*** Provided records

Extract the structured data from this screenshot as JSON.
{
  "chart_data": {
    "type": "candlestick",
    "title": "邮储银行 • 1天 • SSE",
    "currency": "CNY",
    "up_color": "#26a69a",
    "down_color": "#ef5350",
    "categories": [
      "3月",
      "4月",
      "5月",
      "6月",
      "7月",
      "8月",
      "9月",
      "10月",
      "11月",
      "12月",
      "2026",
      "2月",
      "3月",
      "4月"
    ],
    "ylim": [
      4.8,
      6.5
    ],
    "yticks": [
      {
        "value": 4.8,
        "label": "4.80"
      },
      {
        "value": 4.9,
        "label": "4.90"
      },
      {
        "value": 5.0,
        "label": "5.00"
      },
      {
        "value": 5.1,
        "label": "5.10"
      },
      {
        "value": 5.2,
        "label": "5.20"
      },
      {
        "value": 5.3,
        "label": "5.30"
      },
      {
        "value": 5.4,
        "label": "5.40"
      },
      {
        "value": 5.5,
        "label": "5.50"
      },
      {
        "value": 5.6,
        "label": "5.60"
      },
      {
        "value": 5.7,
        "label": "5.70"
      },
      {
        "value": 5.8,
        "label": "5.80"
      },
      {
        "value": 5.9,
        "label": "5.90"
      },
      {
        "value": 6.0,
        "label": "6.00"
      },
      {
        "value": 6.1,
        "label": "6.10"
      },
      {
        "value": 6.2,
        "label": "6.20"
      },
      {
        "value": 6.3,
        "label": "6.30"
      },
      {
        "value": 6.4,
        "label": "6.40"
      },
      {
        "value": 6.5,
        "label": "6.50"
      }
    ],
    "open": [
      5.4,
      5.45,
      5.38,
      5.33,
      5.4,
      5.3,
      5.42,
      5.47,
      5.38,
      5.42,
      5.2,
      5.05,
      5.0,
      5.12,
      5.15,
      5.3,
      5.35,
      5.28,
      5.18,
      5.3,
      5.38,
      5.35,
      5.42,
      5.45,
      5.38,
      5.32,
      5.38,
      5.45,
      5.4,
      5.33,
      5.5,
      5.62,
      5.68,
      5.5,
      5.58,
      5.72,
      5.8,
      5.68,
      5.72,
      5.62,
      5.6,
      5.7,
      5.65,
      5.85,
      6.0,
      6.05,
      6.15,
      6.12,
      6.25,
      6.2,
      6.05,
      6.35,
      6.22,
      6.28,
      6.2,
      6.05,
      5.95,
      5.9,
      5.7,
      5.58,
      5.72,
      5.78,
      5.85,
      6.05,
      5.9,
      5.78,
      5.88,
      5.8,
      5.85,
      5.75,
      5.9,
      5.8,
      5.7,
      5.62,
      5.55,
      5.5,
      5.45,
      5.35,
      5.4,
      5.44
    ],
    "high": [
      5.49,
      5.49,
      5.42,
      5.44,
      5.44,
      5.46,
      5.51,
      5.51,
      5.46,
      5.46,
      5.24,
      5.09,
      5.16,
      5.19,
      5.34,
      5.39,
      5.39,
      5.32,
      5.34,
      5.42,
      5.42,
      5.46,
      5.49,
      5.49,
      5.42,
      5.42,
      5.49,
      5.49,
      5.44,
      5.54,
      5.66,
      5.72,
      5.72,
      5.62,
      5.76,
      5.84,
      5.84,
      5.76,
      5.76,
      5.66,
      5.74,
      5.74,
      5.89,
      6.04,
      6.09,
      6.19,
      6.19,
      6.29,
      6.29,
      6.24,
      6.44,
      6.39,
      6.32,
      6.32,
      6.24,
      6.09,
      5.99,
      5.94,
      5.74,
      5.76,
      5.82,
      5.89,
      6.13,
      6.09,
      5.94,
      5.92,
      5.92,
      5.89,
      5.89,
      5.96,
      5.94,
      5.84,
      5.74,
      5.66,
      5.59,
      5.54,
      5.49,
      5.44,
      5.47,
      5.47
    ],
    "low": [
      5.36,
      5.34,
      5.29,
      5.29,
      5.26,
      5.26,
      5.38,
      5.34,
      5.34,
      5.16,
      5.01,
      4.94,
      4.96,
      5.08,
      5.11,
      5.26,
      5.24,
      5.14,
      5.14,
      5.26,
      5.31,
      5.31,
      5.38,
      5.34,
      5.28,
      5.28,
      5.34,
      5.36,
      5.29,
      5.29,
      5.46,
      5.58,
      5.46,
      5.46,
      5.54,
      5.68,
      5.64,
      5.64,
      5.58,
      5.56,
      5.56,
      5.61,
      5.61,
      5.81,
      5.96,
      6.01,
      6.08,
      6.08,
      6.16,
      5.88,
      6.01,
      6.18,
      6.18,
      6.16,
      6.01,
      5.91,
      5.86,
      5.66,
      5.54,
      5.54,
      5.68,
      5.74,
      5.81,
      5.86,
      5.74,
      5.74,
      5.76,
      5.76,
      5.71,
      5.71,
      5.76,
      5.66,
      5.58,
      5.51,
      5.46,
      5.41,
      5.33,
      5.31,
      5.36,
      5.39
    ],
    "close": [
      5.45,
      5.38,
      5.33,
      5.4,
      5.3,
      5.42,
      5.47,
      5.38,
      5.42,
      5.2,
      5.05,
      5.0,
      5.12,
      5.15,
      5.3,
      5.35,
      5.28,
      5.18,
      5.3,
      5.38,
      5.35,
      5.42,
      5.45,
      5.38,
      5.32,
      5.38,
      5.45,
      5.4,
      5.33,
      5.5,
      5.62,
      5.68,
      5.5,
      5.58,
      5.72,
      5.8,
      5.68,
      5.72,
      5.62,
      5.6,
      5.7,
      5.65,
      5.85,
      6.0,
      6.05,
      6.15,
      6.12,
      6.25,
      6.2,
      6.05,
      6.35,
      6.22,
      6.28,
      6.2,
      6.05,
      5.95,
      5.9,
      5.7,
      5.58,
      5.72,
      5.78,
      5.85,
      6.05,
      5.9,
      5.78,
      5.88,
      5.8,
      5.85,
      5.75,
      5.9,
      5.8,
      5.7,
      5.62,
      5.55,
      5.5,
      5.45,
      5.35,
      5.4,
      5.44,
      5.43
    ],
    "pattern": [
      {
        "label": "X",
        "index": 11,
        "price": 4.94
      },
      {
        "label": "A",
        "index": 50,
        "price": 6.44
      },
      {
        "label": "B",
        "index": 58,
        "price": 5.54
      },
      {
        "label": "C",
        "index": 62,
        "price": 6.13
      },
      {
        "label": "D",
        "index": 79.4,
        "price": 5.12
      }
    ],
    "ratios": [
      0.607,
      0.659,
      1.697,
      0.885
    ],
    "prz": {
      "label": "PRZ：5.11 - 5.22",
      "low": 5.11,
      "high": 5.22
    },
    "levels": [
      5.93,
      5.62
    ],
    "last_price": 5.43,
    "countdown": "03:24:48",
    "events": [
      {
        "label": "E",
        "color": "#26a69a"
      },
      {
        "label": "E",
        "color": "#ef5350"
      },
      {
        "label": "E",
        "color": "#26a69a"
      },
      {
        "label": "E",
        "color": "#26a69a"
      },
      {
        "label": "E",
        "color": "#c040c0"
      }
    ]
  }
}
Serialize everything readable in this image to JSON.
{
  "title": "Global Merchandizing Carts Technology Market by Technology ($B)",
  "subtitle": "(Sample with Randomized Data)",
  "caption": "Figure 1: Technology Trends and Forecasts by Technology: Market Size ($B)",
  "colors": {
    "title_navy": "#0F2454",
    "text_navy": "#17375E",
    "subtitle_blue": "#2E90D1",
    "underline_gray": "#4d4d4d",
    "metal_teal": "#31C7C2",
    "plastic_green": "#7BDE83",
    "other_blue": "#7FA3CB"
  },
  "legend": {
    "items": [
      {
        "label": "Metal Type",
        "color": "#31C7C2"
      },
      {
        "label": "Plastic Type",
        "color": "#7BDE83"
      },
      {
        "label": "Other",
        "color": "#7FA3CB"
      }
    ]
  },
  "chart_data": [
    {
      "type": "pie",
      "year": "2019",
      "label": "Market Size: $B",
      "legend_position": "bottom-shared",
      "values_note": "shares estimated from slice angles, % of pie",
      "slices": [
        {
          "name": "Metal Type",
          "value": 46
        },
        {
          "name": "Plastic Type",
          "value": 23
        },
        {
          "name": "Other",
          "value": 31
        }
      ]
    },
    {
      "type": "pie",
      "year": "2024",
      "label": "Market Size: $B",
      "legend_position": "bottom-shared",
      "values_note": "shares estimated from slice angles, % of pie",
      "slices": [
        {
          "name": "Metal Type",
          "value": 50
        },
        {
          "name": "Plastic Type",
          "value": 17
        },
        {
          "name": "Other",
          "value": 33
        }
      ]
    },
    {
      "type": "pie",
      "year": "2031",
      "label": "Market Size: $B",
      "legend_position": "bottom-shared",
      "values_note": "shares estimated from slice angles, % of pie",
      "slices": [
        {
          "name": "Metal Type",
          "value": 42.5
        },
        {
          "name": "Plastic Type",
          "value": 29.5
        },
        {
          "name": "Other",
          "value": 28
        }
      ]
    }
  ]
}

******

__Objective__.
Collect each line holding the string "this".

__Result below__.
Extract the structured data from this screenshot as JSON.
Serialize everything readable in this image to JSON.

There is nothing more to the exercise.